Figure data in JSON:
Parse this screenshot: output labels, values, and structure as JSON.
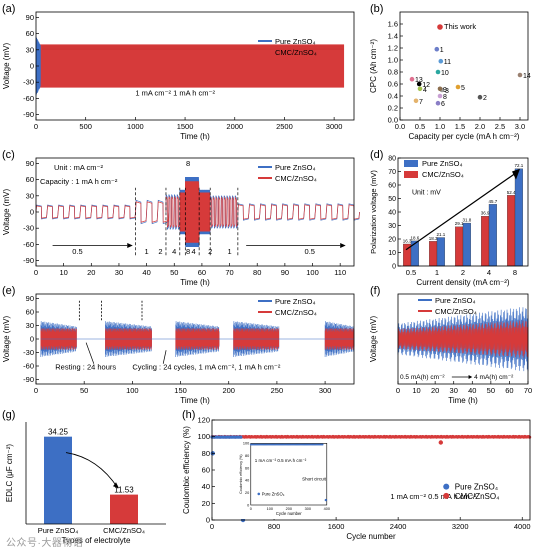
{
  "colors": {
    "blue": "#3d6fc4",
    "red": "#d63a3a",
    "axis": "#000000",
    "red_dark": "#b52424"
  },
  "watermark": "公众号·大器物语",
  "chart_data": [
    {
      "id": "a",
      "panel_label": "(a)",
      "type": "line",
      "title": "",
      "xlabel": "Time (h)",
      "ylabel": "Voltage (mV)",
      "xlim": [
        0,
        3200
      ],
      "ylim": [
        -100,
        100
      ],
      "xticks": [
        0,
        500,
        1000,
        1500,
        2000,
        2500,
        3000
      ],
      "yticks": [
        -90,
        -60,
        -30,
        0,
        30,
        60,
        90
      ],
      "annotations": [
        {
          "text": "1 mA cm⁻²   1 mA h cm⁻²"
        }
      ],
      "series": [
        {
          "name": "Pure ZnSO₄",
          "end_hour": 45,
          "amplitude_mv": 55
        },
        {
          "name": "CMC/ZnSO₄",
          "end_hour": 3100,
          "amplitude_mv": 40
        }
      ]
    },
    {
      "id": "b",
      "panel_label": "(b)",
      "type": "scatter",
      "title": "",
      "xlabel": "Capacity per cycle (mA h cm⁻²)",
      "ylabel": "CPC (Ah cm⁻²)",
      "xlim": [
        0,
        3.2
      ],
      "ylim": [
        0,
        1.8
      ],
      "xticks": [
        0,
        0.5,
        1.0,
        1.5,
        2.0,
        2.5,
        3.0
      ],
      "yticks": [
        0,
        0.2,
        0.4,
        0.6,
        0.8,
        1.0,
        1.2,
        1.4,
        1.6
      ],
      "points": [
        {
          "label": "This work",
          "x": 1.0,
          "y": 1.55,
          "color": "#d63a3a"
        },
        {
          "label": "1",
          "x": 0.92,
          "y": 1.18,
          "color": "#6c7ec9"
        },
        {
          "label": "11",
          "x": 1.02,
          "y": 0.98,
          "color": "#5a9ad6"
        },
        {
          "label": "10",
          "x": 0.95,
          "y": 0.8,
          "color": "#2aa7a0"
        },
        {
          "label": "5",
          "x": 1.45,
          "y": 0.55,
          "color": "#e0a030"
        },
        {
          "label": "3",
          "x": 1.05,
          "y": 0.5,
          "color": "#9e9e9e"
        },
        {
          "label": "9",
          "x": 1.0,
          "y": 0.52,
          "color": "#8c6e4e"
        },
        {
          "label": "4",
          "x": 0.5,
          "y": 0.52,
          "color": "#a3c24e"
        },
        {
          "label": "8",
          "x": 1.0,
          "y": 0.4,
          "color": "#c9a0d4"
        },
        {
          "label": "12",
          "x": 0.48,
          "y": 0.6,
          "color": "#000000"
        },
        {
          "label": "13",
          "x": 0.3,
          "y": 0.68,
          "color": "#e07090"
        },
        {
          "label": "7",
          "x": 0.4,
          "y": 0.32,
          "color": "#e4b36c"
        },
        {
          "label": "6",
          "x": 0.95,
          "y": 0.28,
          "color": "#8a7ec6"
        },
        {
          "label": "2",
          "x": 2.0,
          "y": 0.38,
          "color": "#555555"
        },
        {
          "label": "14",
          "x": 3.0,
          "y": 0.75,
          "color": "#9a8070"
        }
      ]
    },
    {
      "id": "c",
      "panel_label": "(c)",
      "type": "line",
      "title": "",
      "xlabel": "Time (h)",
      "ylabel": "Voltage (mV)",
      "xlim": [
        0,
        115
      ],
      "ylim": [
        -100,
        100
      ],
      "xticks": [
        0,
        10,
        20,
        30,
        40,
        50,
        60,
        70,
        80,
        90,
        100,
        110
      ],
      "yticks": [
        -90,
        -60,
        -30,
        0,
        30,
        60,
        90
      ],
      "annotations": [
        {
          "text": "Unit : mA cm⁻²"
        },
        {
          "text": "Capacity : 1 mA h cm⁻²"
        }
      ],
      "segment_labels": [
        {
          "text": "0.5",
          "x": 15
        },
        {
          "text": "1",
          "x": 40
        },
        {
          "text": "2",
          "x": 45
        },
        {
          "text": "4",
          "x": 50
        },
        {
          "text": "8",
          "x": 55
        },
        {
          "text": "4",
          "x": 57
        },
        {
          "text": "2",
          "x": 63
        },
        {
          "text": "1",
          "x": 70
        },
        {
          "text": "0.5",
          "x": 99
        }
      ],
      "top_label": {
        "text": "8",
        "x": 55
      },
      "segment_boundaries": [
        36,
        47,
        52,
        54,
        59,
        63,
        73
      ],
      "series": [
        {
          "name": "Pure ZnSO₄"
        },
        {
          "name": "CMC/ZnSO₄"
        }
      ]
    },
    {
      "id": "d",
      "panel_label": "(d)",
      "type": "bar",
      "title": "",
      "xlabel": "Current density (mA cm⁻²)",
      "ylabel": "Polarization voltage (mV)",
      "ylim": [
        0,
        80
      ],
      "yticks": [
        0,
        10,
        20,
        30,
        40,
        50,
        60,
        70,
        80
      ],
      "categories": [
        "0.5",
        "1",
        "2",
        "4",
        "8"
      ],
      "annotations": [
        {
          "text": "Unit : mV"
        }
      ],
      "series": [
        {
          "name": "Pure ZnSO₄",
          "values": [
            16.3,
            18.3,
            29.1,
            36.9,
            52.4
          ]
        },
        {
          "name": "CMC/ZnSO₄",
          "values": [
            18.6,
            21.1,
            31.8,
            45.7,
            72.1
          ]
        }
      ]
    },
    {
      "id": "e",
      "panel_label": "(e)",
      "type": "line",
      "title": "",
      "xlabel": "Time (h)",
      "ylabel": "Voltage (mV)",
      "xlim": [
        0,
        330
      ],
      "ylim": [
        -100,
        100
      ],
      "xticks": [
        0,
        50,
        100,
        150,
        200,
        250,
        300
      ],
      "yticks": [
        -90,
        -60,
        -30,
        0,
        30,
        60,
        90
      ],
      "annotations": [
        {
          "text": "Resting : 24  hours"
        },
        {
          "text": "Cycling : 24 cycles, 1 mA cm⁻², 1 mA h cm⁻²"
        }
      ],
      "cycling_blocks": [
        [
          5,
          42
        ],
        [
          72,
          120
        ],
        [
          145,
          190
        ],
        [
          205,
          252
        ],
        [
          300,
          330
        ]
      ],
      "series": [
        {
          "name": "Pure ZnSO₄"
        },
        {
          "name": "CMC/ZnSO₄"
        }
      ]
    },
    {
      "id": "f",
      "panel_label": "(f)",
      "type": "line",
      "title": "",
      "xlabel": "Time (h)",
      "ylabel": "Voltage (mV)",
      "xlim": [
        0,
        70
      ],
      "ylim": [
        -130,
        130
      ],
      "xticks": [
        0,
        10,
        20,
        30,
        40,
        50,
        60,
        70
      ],
      "yticks": [],
      "annotations": [
        {
          "text": "0.5 mA(h) cm⁻²"
        },
        {
          "text": "4 mA(h) cm⁻²"
        }
      ],
      "series": [
        {
          "name": "Pure ZnSO₄",
          "start_amplitude_mv": 45,
          "end_amplitude_mv": 95
        },
        {
          "name": "CMC/ZnSO₄",
          "start_amplitude_mv": 30,
          "end_amplitude_mv": 55
        }
      ]
    },
    {
      "id": "g",
      "panel_label": "(g)",
      "type": "bar",
      "title": "",
      "xlabel": "Types of electrolyte",
      "ylabel": "EDLC (μF cm⁻²)",
      "ylim": [
        0,
        40
      ],
      "categories": [
        "Pure ZnSO₄",
        "CMC/ZnSO₄"
      ],
      "values": [
        34.25,
        11.53
      ]
    },
    {
      "id": "h",
      "panel_label": "(h)",
      "type": "scatter",
      "title": "",
      "xlabel": "Cycle number",
      "ylabel": "Coulombic efficiency (%)",
      "xlim": [
        0,
        4100
      ],
      "ylim": [
        0,
        120
      ],
      "xticks": [
        0,
        800,
        1600,
        2400,
        3200,
        4000
      ],
      "yticks": [
        0,
        20,
        40,
        60,
        80,
        100,
        120
      ],
      "annotations": [
        {
          "text": "1 mA cm⁻²   0.5 mA h cm⁻²"
        }
      ],
      "series": [
        {
          "name": "Pure ZnSO₄",
          "plateau_until": 380,
          "plateau": 99.5,
          "drops": [
            [
              10,
              80
            ],
            [
              400,
              0
            ]
          ]
        },
        {
          "name": "CMC/ZnSO₄",
          "plateau_until": 4100,
          "plateau": 99.8,
          "drops": [
            [
              2950,
              93
            ]
          ]
        }
      ],
      "inset": {
        "xlabel": "Cycle number",
        "ylabel": "Coulombic efficiency (%)",
        "xlim": [
          0,
          400
        ],
        "ylim": [
          0,
          100
        ],
        "xticks": [
          0,
          100,
          200,
          300,
          400
        ],
        "yticks": [
          0,
          20,
          40,
          60,
          80,
          100
        ],
        "legend": "Pure ZnSO₄",
        "annotations": [
          {
            "text": "1 mA cm⁻²   0.5 mA h cm⁻²"
          },
          {
            "text": "Short circuit"
          }
        ]
      }
    }
  ]
}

Exercise aim:
Which lines hold the string "number"? List them all.

Solution to this task:
      "xlabel": "Cycle number",
        "xlabel": "Cycle number",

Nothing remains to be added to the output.